State how many lines in the entries below contain "icon". Write nothing but the number.
>> START RECORDS SUPPLIED
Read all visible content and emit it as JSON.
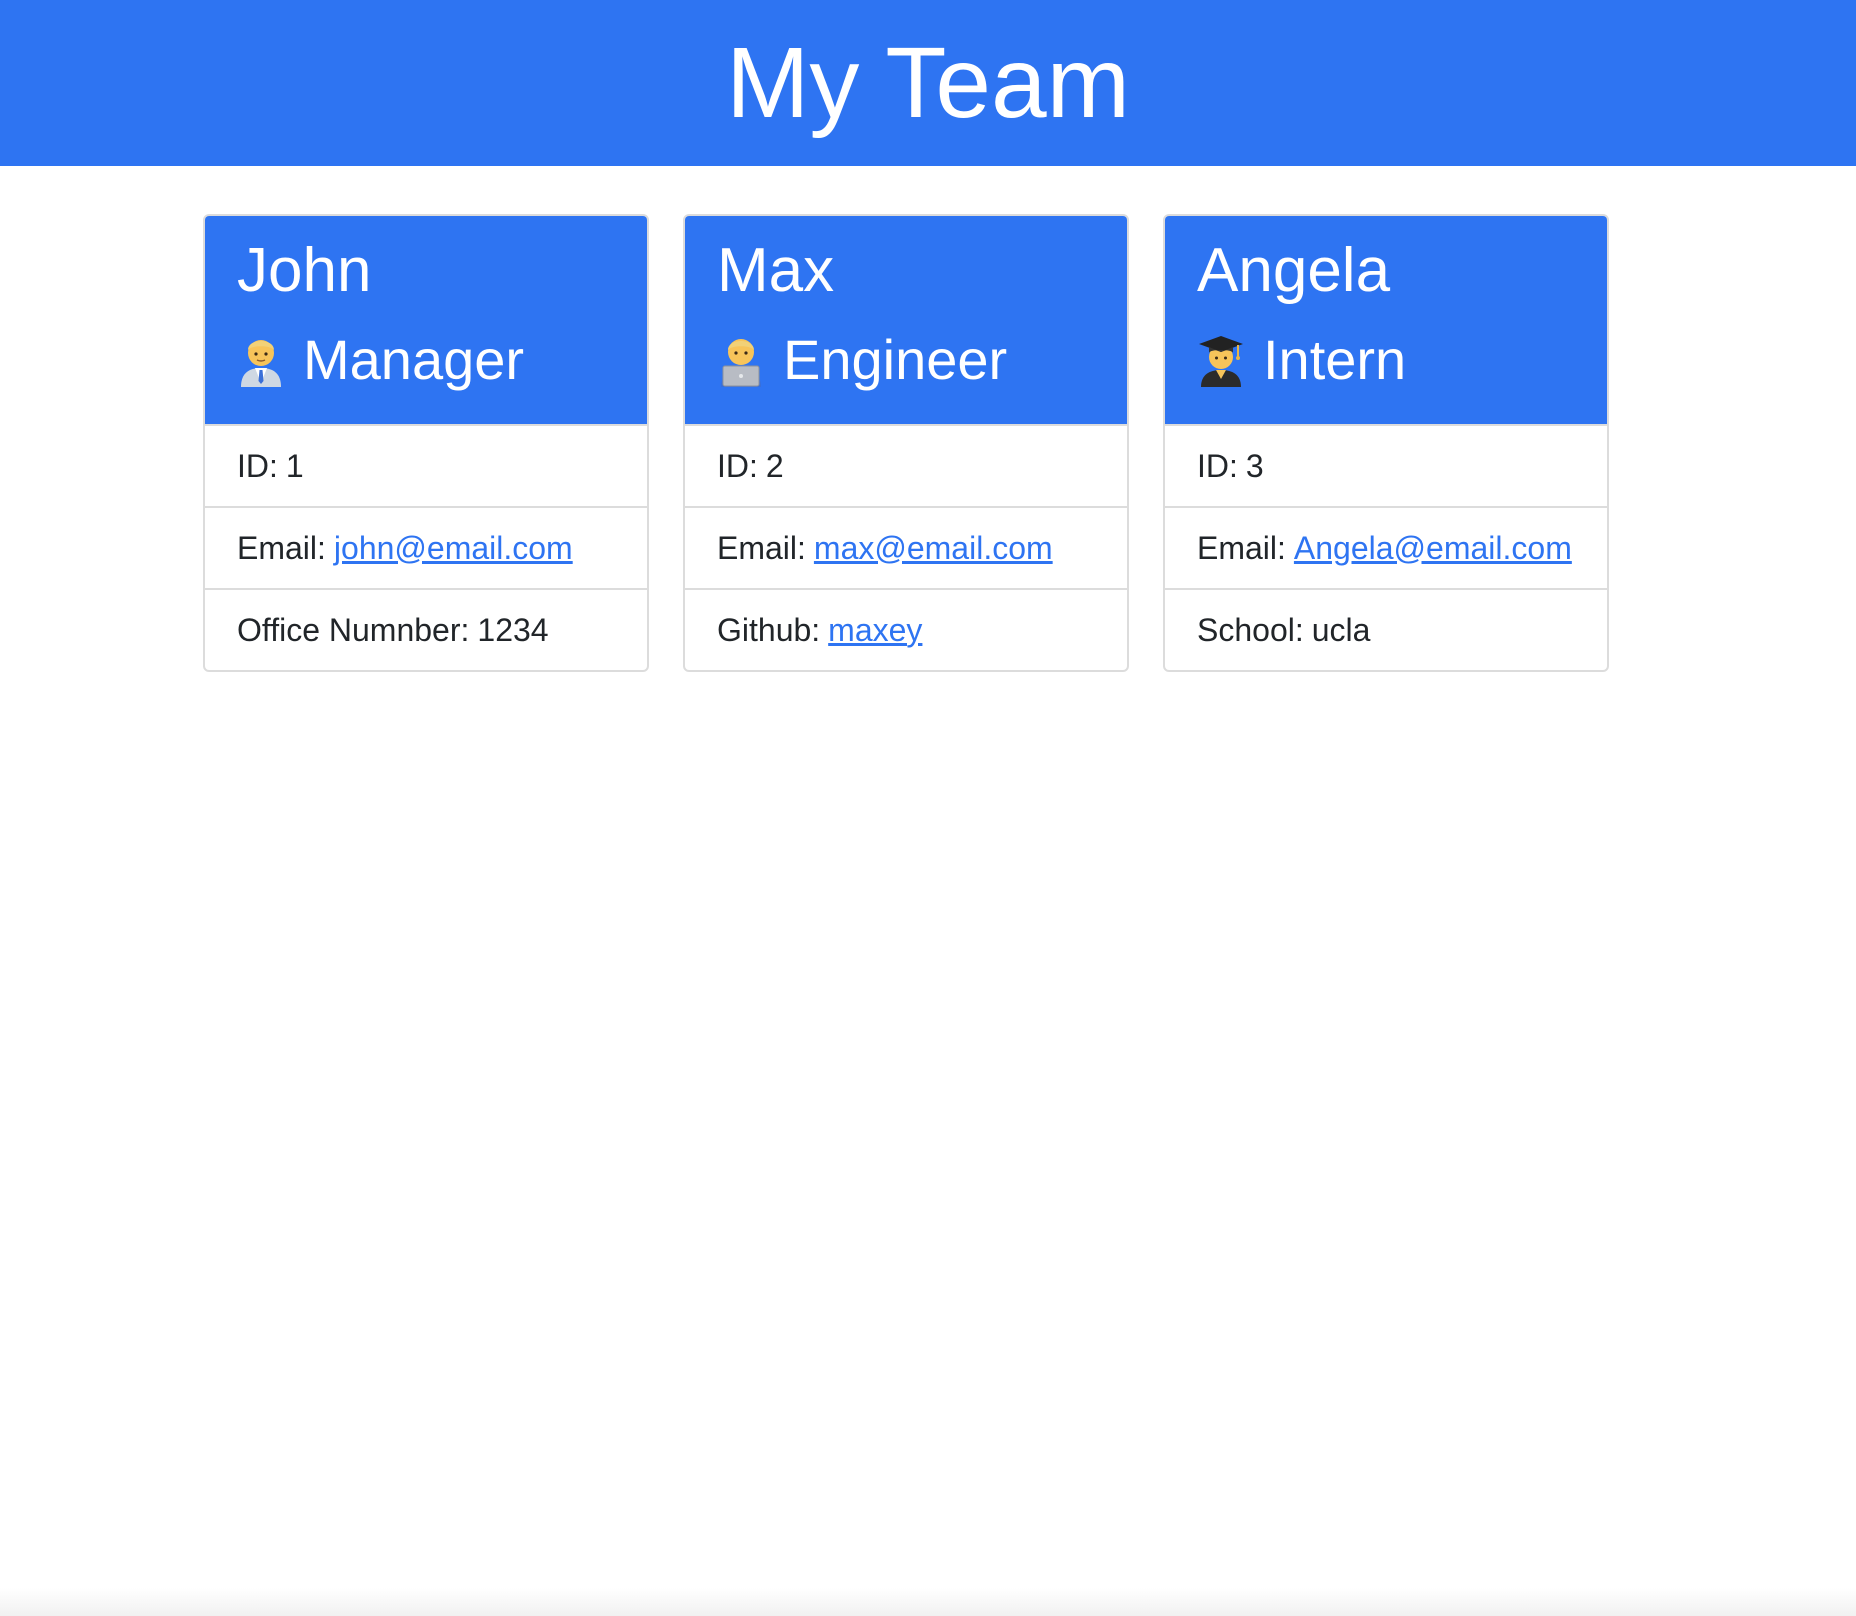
{
  "header": {
    "title": "My Team"
  },
  "colors": {
    "accent": "#2e74f2",
    "link": "#2e74f2",
    "border": "#dcdcdc"
  },
  "cards": [
    {
      "name": "John",
      "role": "Manager",
      "role_icon": "manager-icon",
      "id_label": "ID:",
      "id_value": "1",
      "email_label": "Email:",
      "email_value": "john@email.com",
      "extra_label": "Office Numnber:",
      "extra_value": "1234"
    },
    {
      "name": "Max",
      "role": "Engineer",
      "role_icon": "engineer-icon",
      "id_label": "ID:",
      "id_value": "2",
      "email_label": "Email:",
      "email_value": "max@email.com",
      "extra_label": "Github:",
      "extra_value": "maxey"
    },
    {
      "name": "Angela",
      "role": "Intern",
      "role_icon": "graduate-icon",
      "id_label": "ID:",
      "id_value": "3",
      "email_label": "Email:",
      "email_value": "Angela@email.com",
      "extra_label": "School:",
      "extra_value": "ucla"
    }
  ]
}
>> END RECORDS SUPPLIED
FULL SOLUTION
3